_Exercise directions_
Repeat every entry in the listing below, exactly.

--- START Task material ---

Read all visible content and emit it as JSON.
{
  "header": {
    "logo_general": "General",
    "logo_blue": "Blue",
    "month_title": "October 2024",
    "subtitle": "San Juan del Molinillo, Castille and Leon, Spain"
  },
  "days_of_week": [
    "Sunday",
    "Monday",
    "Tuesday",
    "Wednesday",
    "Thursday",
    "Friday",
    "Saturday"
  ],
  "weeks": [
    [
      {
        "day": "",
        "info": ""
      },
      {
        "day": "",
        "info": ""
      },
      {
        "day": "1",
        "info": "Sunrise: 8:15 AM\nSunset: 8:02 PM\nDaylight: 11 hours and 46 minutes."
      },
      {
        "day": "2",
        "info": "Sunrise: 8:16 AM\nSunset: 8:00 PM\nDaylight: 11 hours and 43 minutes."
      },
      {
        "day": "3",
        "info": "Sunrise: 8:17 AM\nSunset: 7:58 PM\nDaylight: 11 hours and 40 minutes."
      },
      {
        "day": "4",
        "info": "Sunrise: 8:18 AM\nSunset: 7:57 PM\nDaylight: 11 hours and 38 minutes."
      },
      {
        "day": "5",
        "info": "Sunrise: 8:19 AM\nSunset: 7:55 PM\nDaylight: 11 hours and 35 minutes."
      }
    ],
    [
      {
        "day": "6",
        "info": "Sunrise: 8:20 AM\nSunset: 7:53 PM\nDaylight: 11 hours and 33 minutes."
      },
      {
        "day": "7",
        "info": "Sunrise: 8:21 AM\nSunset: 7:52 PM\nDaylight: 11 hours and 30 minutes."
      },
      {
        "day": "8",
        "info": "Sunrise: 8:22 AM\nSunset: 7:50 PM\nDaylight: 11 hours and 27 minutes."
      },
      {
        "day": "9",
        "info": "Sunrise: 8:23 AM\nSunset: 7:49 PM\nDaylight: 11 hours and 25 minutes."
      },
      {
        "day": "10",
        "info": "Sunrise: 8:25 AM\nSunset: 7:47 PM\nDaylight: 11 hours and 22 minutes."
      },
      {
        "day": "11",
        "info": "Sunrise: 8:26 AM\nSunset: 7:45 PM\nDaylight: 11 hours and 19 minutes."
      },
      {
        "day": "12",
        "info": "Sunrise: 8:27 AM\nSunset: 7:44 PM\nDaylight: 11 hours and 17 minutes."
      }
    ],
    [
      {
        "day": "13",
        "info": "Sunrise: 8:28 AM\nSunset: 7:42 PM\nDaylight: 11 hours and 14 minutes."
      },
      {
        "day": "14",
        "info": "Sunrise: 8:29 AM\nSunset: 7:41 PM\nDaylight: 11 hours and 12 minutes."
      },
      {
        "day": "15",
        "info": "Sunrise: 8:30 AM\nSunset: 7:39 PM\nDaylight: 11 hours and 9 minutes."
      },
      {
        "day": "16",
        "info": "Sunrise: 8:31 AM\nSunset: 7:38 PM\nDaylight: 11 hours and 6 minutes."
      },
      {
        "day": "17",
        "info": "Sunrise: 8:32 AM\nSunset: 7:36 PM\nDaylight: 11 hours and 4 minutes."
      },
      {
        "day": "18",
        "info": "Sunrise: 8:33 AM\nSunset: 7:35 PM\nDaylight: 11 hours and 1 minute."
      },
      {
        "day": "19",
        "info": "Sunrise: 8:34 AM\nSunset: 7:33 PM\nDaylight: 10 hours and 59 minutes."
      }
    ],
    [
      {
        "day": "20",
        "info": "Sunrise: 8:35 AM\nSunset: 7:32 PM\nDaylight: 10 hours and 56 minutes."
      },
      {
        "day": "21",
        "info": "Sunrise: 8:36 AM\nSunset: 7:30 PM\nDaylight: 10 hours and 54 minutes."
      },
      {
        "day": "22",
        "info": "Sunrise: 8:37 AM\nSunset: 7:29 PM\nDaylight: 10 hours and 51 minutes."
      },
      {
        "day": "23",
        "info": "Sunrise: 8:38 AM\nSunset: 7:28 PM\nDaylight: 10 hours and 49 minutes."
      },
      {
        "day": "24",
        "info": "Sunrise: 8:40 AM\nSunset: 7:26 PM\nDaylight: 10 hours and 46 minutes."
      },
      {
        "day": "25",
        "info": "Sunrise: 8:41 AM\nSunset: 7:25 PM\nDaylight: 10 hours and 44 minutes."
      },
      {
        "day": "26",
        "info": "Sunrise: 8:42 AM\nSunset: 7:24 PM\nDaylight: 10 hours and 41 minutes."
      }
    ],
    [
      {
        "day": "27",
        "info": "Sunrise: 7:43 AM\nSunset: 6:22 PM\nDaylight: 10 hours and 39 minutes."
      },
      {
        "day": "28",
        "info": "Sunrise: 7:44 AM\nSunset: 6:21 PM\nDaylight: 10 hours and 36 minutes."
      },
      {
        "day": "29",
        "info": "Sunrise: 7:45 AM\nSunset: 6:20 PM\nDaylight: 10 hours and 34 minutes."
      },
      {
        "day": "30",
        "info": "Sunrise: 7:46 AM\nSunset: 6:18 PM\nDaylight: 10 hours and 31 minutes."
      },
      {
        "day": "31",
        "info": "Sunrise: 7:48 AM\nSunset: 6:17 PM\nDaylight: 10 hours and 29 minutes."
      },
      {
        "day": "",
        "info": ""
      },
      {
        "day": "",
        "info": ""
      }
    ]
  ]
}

--- END Task material ---

_Answer to this problem_
Read all visible content and emit it as JSON.
{
  "header": {
    "logo_general": "General",
    "logo_blue": "Blue",
    "month_title": "October 2024",
    "subtitle": "San Juan del Molinillo, Castille and Leon, Spain"
  },
  "days_of_week": [
    "Sunday",
    "Monday",
    "Tuesday",
    "Wednesday",
    "Thursday",
    "Friday",
    "Saturday"
  ],
  "weeks": [
    [
      {
        "day": "",
        "info": ""
      },
      {
        "day": "",
        "info": ""
      },
      {
        "day": "1",
        "info": "Sunrise: 8:15 AM\nSunset: 8:02 PM\nDaylight: 11 hours and 46 minutes."
      },
      {
        "day": "2",
        "info": "Sunrise: 8:16 AM\nSunset: 8:00 PM\nDaylight: 11 hours and 43 minutes."
      },
      {
        "day": "3",
        "info": "Sunrise: 8:17 AM\nSunset: 7:58 PM\nDaylight: 11 hours and 40 minutes."
      },
      {
        "day": "4",
        "info": "Sunrise: 8:18 AM\nSunset: 7:57 PM\nDaylight: 11 hours and 38 minutes."
      },
      {
        "day": "5",
        "info": "Sunrise: 8:19 AM\nSunset: 7:55 PM\nDaylight: 11 hours and 35 minutes."
      }
    ],
    [
      {
        "day": "6",
        "info": "Sunrise: 8:20 AM\nSunset: 7:53 PM\nDaylight: 11 hours and 33 minutes."
      },
      {
        "day": "7",
        "info": "Sunrise: 8:21 AM\nSunset: 7:52 PM\nDaylight: 11 hours and 30 minutes."
      },
      {
        "day": "8",
        "info": "Sunrise: 8:22 AM\nSunset: 7:50 PM\nDaylight: 11 hours and 27 minutes."
      },
      {
        "day": "9",
        "info": "Sunrise: 8:23 AM\nSunset: 7:49 PM\nDaylight: 11 hours and 25 minutes."
      },
      {
        "day": "10",
        "info": "Sunrise: 8:25 AM\nSunset: 7:47 PM\nDaylight: 11 hours and 22 minutes."
      },
      {
        "day": "11",
        "info": "Sunrise: 8:26 AM\nSunset: 7:45 PM\nDaylight: 11 hours and 19 minutes."
      },
      {
        "day": "12",
        "info": "Sunrise: 8:27 AM\nSunset: 7:44 PM\nDaylight: 11 hours and 17 minutes."
      }
    ],
    [
      {
        "day": "13",
        "info": "Sunrise: 8:28 AM\nSunset: 7:42 PM\nDaylight: 11 hours and 14 minutes."
      },
      {
        "day": "14",
        "info": "Sunrise: 8:29 AM\nSunset: 7:41 PM\nDaylight: 11 hours and 12 minutes."
      },
      {
        "day": "15",
        "info": "Sunrise: 8:30 AM\nSunset: 7:39 PM\nDaylight: 11 hours and 9 minutes."
      },
      {
        "day": "16",
        "info": "Sunrise: 8:31 AM\nSunset: 7:38 PM\nDaylight: 11 hours and 6 minutes."
      },
      {
        "day": "17",
        "info": "Sunrise: 8:32 AM\nSunset: 7:36 PM\nDaylight: 11 hours and 4 minutes."
      },
      {
        "day": "18",
        "info": "Sunrise: 8:33 AM\nSunset: 7:35 PM\nDaylight: 11 hours and 1 minute."
      },
      {
        "day": "19",
        "info": "Sunrise: 8:34 AM\nSunset: 7:33 PM\nDaylight: 10 hours and 59 minutes."
      }
    ],
    [
      {
        "day": "20",
        "info": "Sunrise: 8:35 AM\nSunset: 7:32 PM\nDaylight: 10 hours and 56 minutes."
      },
      {
        "day": "21",
        "info": "Sunrise: 8:36 AM\nSunset: 7:30 PM\nDaylight: 10 hours and 54 minutes."
      },
      {
        "day": "22",
        "info": "Sunrise: 8:37 AM\nSunset: 7:29 PM\nDaylight: 10 hours and 51 minutes."
      },
      {
        "day": "23",
        "info": "Sunrise: 8:38 AM\nSunset: 7:28 PM\nDaylight: 10 hours and 49 minutes."
      },
      {
        "day": "24",
        "info": "Sunrise: 8:40 AM\nSunset: 7:26 PM\nDaylight: 10 hours and 46 minutes."
      },
      {
        "day": "25",
        "info": "Sunrise: 8:41 AM\nSunset: 7:25 PM\nDaylight: 10 hours and 44 minutes."
      },
      {
        "day": "26",
        "info": "Sunrise: 8:42 AM\nSunset: 7:24 PM\nDaylight: 10 hours and 41 minutes."
      }
    ],
    [
      {
        "day": "27",
        "info": "Sunrise: 7:43 AM\nSunset: 6:22 PM\nDaylight: 10 hours and 39 minutes."
      },
      {
        "day": "28",
        "info": "Sunrise: 7:44 AM\nSunset: 6:21 PM\nDaylight: 10 hours and 36 minutes."
      },
      {
        "day": "29",
        "info": "Sunrise: 7:45 AM\nSunset: 6:20 PM\nDaylight: 10 hours and 34 minutes."
      },
      {
        "day": "30",
        "info": "Sunrise: 7:46 AM\nSunset: 6:18 PM\nDaylight: 10 hours and 31 minutes."
      },
      {
        "day": "31",
        "info": "Sunrise: 7:48 AM\nSunset: 6:17 PM\nDaylight: 10 hours and 29 minutes."
      },
      {
        "day": "",
        "info": ""
      },
      {
        "day": "",
        "info": ""
      }
    ]
  ]
}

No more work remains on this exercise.